-- Begin Source data --
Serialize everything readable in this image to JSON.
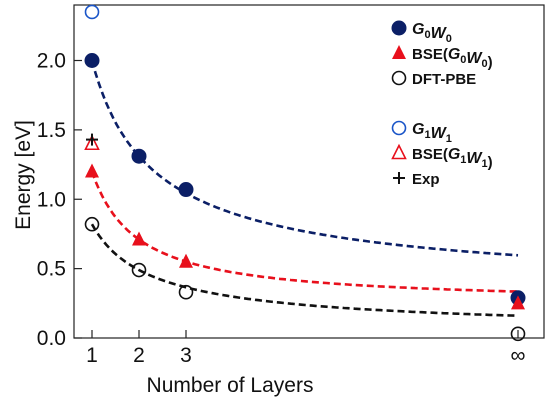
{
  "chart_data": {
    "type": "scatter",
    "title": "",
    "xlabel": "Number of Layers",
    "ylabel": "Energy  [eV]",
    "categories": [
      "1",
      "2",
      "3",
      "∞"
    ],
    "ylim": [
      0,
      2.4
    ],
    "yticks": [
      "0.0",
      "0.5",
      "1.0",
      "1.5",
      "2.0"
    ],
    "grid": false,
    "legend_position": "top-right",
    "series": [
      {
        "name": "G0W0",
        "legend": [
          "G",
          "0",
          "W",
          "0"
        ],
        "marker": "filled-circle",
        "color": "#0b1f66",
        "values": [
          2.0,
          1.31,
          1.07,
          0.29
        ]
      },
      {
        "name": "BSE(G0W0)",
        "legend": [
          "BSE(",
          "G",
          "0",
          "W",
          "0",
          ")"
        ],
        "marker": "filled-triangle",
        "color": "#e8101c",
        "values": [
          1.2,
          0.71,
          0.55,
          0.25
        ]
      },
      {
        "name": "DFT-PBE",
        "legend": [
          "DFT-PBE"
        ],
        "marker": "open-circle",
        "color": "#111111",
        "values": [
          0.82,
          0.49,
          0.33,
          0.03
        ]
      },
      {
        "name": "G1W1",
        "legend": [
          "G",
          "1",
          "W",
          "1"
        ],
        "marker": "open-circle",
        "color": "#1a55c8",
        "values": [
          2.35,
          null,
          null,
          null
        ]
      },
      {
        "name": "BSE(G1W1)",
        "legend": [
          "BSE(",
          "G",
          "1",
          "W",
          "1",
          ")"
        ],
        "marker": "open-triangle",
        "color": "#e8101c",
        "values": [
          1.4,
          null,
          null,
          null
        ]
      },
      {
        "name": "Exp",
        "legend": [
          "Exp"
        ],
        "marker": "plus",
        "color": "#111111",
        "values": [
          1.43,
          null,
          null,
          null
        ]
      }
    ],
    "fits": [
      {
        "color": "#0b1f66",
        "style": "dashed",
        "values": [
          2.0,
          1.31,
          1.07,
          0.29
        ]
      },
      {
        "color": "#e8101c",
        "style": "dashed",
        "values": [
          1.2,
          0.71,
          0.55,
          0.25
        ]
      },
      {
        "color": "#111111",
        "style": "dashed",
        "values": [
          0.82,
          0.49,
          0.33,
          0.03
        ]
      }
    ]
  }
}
-- End Source data --
What is required :: Reproduce each line from the records that contains the word "filled".

Response ::
        "marker": "filled-circle",
        "marker": "filled-triangle",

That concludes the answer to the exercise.